#### Testo dato:

In un breve scritto intitolato ’Modena e dintorni’, Antonio Delfini ci ricorda che qui da noi "si sberleffa, si ride, si bastona come nel film scolpito in bassorilievi della facciata del duomo". È un’intuizione bellissima, che anima improvvisamente il gran libro di pietra scolpito da Wiligelmo facendo scorrere davanti ai nostri occhi le immagini come nelle farse del cinema muto. Eppure nessuno era arrivato a collegare la bastonata che Caino rifila ad Abele in uno dei bassorilievi wiligelmici con le legnate che Sandrone impartisce dalla baracca dei burattini, prima che l’idea venisse in mente a uno storico dell’arte geniale come Francesco Arcangeli (1915-’74). "Sandrone è ancora una maschera che viene da Wiligelmo, è la maschera del contadino" osserva infatti in una conferenza del 1972 raccolta dal compianto Piero Del Giudice in ’Saggi per un’altra storia dell’arte-vol.I - da Wiligelmo a Crespi’, antologia degli scritti arcangeliani ora edita dalla Nave di Teseo con una appassionata prefazione di Vittorio Sgarbi, che di Arcangeli si rivendica giustamente allievo emerito. Sandrone, fratello di sangue di Bertoldo, è il classico contadino ’scarpe grosse e cervello fino’. E dentro quelle scarpe ci stanno grossi piedi pesanti, saldamente radicati alla terra come i piedi dei figli di Noè nel quarto e ultimo bassorilievo, che a detta di Arcangeli sembrano "delle enormi pagnotte, degli scarponi, sembrano qualche cosa di talmente pesante che però, badate, la terra emiliana non ha dimenticato". A che altro, se non a una rissa di contadini rimanda poi l’uccisione di Abele? Lo testimonia quella che è "una vera randellata di una pesantezza estrema", una legnata possente che Caino impartisce al fratello come in un regolamento di conti rusticano. Secondo me potrebbe averla inflitta Zebio Còtal, lo scontroso contadino appenninico protagonista dell’omonimo romanzo di Guido Cavani. In ogni caso, una mazzata simile non la troverete mai in uno ieratico mosaico bizantino, ma neppure nelle sculture romaniche di Moissac, così vicine cronologicamemte a quelle di Wiligelmo. Perché, sostiene Arcangeli, le sue sculture parlano in dialetto, quelle di Moissac in un latino aulico che non ha nulla da spartire con il formidabile volgare padano inventato da Wiligelmo.

Dati di segmentazione della pagina:
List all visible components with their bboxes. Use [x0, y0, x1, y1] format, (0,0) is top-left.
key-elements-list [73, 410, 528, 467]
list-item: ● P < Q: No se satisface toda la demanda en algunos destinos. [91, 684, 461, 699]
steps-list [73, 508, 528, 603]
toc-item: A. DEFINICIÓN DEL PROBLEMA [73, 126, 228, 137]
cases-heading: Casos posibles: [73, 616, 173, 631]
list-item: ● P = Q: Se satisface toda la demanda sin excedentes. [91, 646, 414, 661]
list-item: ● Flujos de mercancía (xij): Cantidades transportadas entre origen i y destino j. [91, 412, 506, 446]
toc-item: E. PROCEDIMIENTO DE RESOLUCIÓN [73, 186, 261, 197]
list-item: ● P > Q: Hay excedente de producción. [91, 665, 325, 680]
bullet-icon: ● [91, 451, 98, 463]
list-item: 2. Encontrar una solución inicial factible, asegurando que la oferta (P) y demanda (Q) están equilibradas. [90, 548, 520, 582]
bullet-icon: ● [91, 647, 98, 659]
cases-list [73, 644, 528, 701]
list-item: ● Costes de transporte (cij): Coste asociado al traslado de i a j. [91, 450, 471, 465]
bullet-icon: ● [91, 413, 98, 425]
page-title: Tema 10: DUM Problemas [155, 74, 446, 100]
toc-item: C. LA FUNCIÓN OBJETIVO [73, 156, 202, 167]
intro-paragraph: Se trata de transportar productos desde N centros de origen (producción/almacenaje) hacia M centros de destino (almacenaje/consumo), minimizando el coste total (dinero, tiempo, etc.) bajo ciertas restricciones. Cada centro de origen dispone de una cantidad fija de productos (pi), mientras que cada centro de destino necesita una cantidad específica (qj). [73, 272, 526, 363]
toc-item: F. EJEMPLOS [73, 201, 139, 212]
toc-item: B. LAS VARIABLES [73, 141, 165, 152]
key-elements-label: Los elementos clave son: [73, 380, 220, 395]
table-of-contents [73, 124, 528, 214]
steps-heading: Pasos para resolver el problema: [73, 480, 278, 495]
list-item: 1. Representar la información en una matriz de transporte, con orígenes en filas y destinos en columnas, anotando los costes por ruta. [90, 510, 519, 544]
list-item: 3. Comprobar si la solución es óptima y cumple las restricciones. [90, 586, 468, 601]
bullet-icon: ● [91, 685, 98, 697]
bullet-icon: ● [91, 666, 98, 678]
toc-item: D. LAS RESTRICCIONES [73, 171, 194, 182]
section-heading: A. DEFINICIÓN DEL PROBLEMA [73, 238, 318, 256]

#### Compito A:
Rispondi a queste domande sul testo su Wiligelmo e Arcangeli:
(i) In che anno si tenne la conferenza in cui Arcangeli osserva che Sandrone è una maschera che viene da Wiligelmo?
(ii) Quale editore pubblica ora l'antologia degli scritti arcangeliani?
(iii) Secondo Arcangeli, in che lingua parlano le sculture di Moissac?
#### Compito B:
Riprendi il testo su Wiligelmo e Arcangeli e proseguilo a partire dall'ultima frase riportata.

#### Risultato A:
(i) Nel 1972.
(ii) La Nave di Teseo.
(iii) In un latino aulico.

#### Risultato B:
"Se voi conoscete il dialetto modenese, anche questo dialetto è terribilmente romanico" prosegue il grande critico. "Fa anche ridere, se permettete, è formidabile", dotato di una potenza rustica superiore al bolognese, "che nonostante tutto è un dialetto più coltivato", cresciuto in una città curiale e universitaria. Una città in grado di intimidire, molti secoli dopo, il giovane Francesco Guccini, al quale Bologna apparirà addirittura una Parigi in minore: "Ed io, modenese volgare, a sudarmi un amore, fosse pure ancillare". Dai versi di Guccini traspare un’evidente autoironia, una satira preventiva che è il modo con cui noi modenesi ci difendiamo dai ’tàmpel’ altrui, per evitare di ridurci a macchiette. Perché il riso e lo sberleffo sono a Modena qualcosa di genetico. Un’indispensabile bazzecola che, nata ai tempi della cacciata dall’Eden eternata nel lapidario graphic novel di Wiligelmo, discende per li rami dalla ’Secchia rapita’ del Tassoni come dall’’Amfiparnaso’ musicale di Orazio Vecchi, per arrivare fino alle bastonate di Sandrone. Non è ora che l’Unesco dichiari anche lui patrimonio mondiale dell’umanità?